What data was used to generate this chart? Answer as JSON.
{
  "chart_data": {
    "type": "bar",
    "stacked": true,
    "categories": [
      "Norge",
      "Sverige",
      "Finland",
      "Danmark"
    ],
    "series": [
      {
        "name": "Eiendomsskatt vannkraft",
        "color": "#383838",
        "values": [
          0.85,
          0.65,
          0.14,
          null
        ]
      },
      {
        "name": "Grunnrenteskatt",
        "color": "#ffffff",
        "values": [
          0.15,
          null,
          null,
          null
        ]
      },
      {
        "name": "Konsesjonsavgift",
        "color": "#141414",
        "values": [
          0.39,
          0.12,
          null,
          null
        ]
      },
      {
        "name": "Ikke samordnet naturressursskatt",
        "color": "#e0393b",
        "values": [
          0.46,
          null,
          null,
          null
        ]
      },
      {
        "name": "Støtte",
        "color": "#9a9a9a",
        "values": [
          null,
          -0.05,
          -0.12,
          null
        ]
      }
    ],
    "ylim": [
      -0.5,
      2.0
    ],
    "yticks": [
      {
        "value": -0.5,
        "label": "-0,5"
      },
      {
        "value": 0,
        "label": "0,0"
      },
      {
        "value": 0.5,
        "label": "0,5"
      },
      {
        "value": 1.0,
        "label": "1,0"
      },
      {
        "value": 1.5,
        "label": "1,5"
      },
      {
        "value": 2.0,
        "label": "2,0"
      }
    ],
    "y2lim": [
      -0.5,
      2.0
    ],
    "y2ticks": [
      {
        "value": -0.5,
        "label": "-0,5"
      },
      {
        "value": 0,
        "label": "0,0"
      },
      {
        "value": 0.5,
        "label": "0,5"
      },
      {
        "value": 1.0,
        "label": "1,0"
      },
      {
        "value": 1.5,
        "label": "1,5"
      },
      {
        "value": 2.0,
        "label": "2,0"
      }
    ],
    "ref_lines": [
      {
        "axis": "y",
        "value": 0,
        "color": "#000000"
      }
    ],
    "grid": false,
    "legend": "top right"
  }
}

========================================================================

• **TASK BRIEF**:
Print the listing above in full, exactly as it is.

• **EXPECTED ANSWER**:
What data was used to generate this chart? Answer as JSON.
{
  "chart_data": {
    "type": "bar",
    "stacked": true,
    "categories": [
      "Norge",
      "Sverige",
      "Finland",
      "Danmark"
    ],
    "series": [
      {
        "name": "Eiendomsskatt vannkraft",
        "color": "#383838",
        "values": [
          0.85,
          0.65,
          0.14,
          null
        ]
      },
      {
        "name": "Grunnrenteskatt",
        "color": "#ffffff",
        "values": [
          0.15,
          null,
          null,
          null
        ]
      },
      {
        "name": "Konsesjonsavgift",
        "color": "#141414",
        "values": [
          0.39,
          0.12,
          null,
          null
        ]
      },
      {
        "name": "Ikke samordnet naturressursskatt",
        "color": "#e0393b",
        "values": [
          0.46,
          null,
          null,
          null
        ]
      },
      {
        "name": "Støtte",
        "color": "#9a9a9a",
        "values": [
          null,
          -0.05,
          -0.12,
          null
        ]
      }
    ],
    "ylim": [
      -0.5,
      2.0
    ],
    "yticks": [
      {
        "value": -0.5,
        "label": "-0,5"
      },
      {
        "value": 0,
        "label": "0,0"
      },
      {
        "value": 0.5,
        "label": "0,5"
      },
      {
        "value": 1.0,
        "label": "1,0"
      },
      {
        "value": 1.5,
        "label": "1,5"
      },
      {
        "value": 2.0,
        "label": "2,0"
      }
    ],
    "y2lim": [
      -0.5,
      2.0
    ],
    "y2ticks": [
      {
        "value": -0.5,
        "label": "-0,5"
      },
      {
        "value": 0,
        "label": "0,0"
      },
      {
        "value": 0.5,
        "label": "0,5"
      },
      {
        "value": 1.0,
        "label": "1,0"
      },
      {
        "value": 1.5,
        "label": "1,5"
      },
      {
        "value": 2.0,
        "label": "2,0"
      }
    ],
    "ref_lines": [
      {
        "axis": "y",
        "value": 0,
        "color": "#000000"
      }
    ],
    "grid": false,
    "legend": "top right"
  }
}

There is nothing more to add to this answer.